[EXERCISE REQUIREMENTS] Collect from the data below each line with "this".

[DATA PROVIDED]

* * * * * * * * *

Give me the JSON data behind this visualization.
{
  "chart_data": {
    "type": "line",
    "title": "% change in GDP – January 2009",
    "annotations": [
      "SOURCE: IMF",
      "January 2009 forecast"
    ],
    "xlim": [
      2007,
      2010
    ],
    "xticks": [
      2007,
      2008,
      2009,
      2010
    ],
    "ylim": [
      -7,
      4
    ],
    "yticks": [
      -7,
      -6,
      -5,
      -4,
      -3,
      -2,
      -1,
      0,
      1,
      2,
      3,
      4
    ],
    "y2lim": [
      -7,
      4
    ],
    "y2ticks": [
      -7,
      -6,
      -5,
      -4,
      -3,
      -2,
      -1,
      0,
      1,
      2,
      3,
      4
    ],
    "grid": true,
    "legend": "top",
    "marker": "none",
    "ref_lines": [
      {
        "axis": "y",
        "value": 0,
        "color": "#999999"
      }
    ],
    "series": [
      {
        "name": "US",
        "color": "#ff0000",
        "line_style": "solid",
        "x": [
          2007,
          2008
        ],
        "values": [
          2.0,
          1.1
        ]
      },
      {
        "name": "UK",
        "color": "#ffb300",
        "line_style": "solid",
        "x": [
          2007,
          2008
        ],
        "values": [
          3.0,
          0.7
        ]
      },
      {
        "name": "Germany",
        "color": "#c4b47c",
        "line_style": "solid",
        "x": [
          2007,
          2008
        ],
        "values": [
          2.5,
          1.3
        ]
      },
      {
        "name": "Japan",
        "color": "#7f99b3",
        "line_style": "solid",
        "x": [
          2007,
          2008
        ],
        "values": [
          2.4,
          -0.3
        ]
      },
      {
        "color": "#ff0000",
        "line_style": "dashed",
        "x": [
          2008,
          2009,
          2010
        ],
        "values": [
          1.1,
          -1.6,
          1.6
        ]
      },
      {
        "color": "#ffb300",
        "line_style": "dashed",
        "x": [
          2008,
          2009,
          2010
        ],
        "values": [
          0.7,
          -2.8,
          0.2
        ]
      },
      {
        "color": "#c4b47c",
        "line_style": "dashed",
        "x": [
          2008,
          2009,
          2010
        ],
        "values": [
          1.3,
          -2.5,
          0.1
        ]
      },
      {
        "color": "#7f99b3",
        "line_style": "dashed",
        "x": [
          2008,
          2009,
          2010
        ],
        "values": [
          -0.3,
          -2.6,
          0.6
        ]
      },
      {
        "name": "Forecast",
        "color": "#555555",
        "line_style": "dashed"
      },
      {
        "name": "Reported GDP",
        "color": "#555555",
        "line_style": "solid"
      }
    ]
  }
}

* * * * * * * * *

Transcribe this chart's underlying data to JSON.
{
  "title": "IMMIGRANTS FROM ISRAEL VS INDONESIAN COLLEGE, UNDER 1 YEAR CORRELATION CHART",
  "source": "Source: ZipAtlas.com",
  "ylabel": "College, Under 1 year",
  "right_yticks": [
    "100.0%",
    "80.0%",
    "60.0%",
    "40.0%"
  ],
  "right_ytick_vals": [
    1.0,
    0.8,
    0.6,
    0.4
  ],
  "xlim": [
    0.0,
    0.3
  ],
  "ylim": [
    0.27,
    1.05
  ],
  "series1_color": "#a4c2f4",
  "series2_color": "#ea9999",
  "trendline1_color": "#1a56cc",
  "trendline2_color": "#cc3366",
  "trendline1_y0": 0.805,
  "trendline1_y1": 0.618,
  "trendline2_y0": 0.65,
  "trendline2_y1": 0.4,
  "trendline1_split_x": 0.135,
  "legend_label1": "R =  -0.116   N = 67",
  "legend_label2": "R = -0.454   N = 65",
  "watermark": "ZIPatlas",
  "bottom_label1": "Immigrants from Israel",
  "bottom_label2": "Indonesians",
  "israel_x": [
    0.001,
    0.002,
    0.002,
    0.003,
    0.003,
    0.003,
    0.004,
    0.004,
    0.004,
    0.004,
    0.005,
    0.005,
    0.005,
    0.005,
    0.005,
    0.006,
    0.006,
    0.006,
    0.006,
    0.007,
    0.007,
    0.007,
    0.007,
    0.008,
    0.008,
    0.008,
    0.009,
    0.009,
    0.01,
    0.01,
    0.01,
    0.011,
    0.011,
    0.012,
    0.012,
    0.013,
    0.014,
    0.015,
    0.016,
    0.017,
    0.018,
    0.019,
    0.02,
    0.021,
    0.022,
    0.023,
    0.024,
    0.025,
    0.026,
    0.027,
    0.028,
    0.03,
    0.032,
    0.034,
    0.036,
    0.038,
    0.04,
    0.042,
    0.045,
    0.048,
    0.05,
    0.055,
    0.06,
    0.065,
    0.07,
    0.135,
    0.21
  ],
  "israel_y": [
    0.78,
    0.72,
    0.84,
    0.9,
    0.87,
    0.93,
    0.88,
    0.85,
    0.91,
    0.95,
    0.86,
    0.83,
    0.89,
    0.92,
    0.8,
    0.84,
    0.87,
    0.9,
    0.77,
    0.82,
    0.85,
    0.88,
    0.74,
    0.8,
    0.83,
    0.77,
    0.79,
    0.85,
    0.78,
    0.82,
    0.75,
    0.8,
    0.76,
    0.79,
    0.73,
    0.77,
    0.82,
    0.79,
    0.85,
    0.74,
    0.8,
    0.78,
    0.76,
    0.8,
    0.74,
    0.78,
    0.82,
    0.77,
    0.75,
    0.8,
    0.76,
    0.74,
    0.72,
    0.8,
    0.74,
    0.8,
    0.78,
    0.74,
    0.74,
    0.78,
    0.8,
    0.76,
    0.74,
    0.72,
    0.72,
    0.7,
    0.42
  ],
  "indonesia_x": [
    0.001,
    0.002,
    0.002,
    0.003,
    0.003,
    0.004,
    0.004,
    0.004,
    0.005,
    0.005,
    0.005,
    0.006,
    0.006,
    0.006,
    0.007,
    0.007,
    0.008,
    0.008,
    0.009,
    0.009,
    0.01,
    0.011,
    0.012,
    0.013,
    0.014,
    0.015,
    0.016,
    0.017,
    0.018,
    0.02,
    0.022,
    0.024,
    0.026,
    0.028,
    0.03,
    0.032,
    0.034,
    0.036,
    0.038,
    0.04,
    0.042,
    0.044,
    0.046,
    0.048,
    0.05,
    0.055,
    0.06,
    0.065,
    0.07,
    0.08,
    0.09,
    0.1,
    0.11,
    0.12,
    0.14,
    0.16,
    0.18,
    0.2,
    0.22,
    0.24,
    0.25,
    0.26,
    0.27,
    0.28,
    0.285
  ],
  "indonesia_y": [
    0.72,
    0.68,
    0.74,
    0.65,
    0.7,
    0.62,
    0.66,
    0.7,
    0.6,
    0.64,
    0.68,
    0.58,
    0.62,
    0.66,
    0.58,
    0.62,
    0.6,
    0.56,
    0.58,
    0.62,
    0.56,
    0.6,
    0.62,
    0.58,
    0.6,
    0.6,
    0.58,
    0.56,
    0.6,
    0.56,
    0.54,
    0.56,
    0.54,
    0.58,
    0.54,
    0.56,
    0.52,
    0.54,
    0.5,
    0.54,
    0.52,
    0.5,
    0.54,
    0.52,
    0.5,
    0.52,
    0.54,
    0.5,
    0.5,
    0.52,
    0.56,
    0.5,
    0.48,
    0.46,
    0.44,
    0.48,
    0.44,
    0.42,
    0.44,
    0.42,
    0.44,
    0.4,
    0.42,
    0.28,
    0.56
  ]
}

* * * * * * * * *

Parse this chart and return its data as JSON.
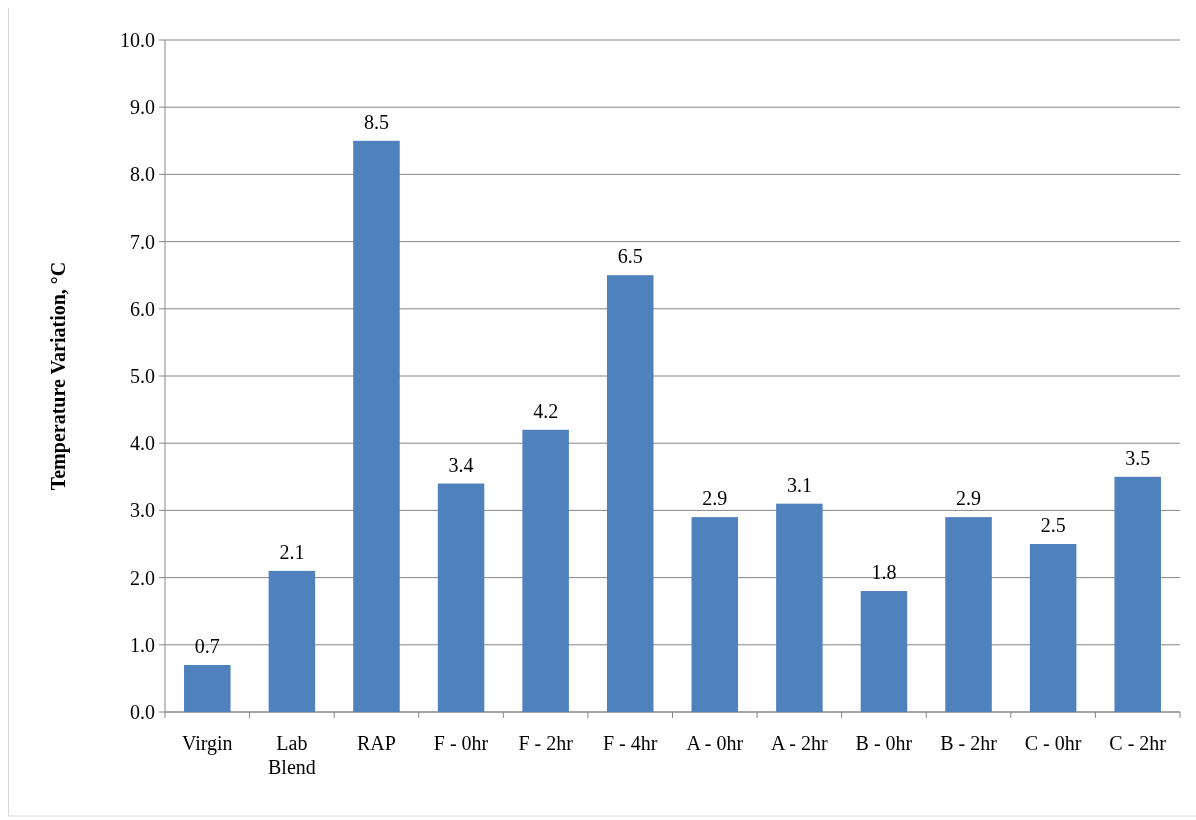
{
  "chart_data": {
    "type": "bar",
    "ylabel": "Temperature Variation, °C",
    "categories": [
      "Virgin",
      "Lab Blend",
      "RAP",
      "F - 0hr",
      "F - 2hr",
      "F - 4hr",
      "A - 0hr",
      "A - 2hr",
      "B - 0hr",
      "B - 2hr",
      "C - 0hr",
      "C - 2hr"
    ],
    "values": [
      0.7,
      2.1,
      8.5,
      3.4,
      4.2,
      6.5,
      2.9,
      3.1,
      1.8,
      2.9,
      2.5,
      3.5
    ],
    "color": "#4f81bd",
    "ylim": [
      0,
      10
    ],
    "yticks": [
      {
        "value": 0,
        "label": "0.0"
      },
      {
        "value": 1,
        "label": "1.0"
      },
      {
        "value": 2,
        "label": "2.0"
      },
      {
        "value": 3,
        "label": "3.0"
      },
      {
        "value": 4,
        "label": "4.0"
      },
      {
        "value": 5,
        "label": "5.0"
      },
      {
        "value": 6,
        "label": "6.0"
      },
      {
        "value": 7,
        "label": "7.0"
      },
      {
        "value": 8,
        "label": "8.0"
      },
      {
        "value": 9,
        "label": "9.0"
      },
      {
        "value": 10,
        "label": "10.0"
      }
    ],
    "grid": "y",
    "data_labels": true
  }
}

* * * * * * * * *

[TASK RESULT]
Give me the JSON data behind this visualization.
Transcribe this chart's underlying data to JSON.
Parse this chart and return its data as JSON.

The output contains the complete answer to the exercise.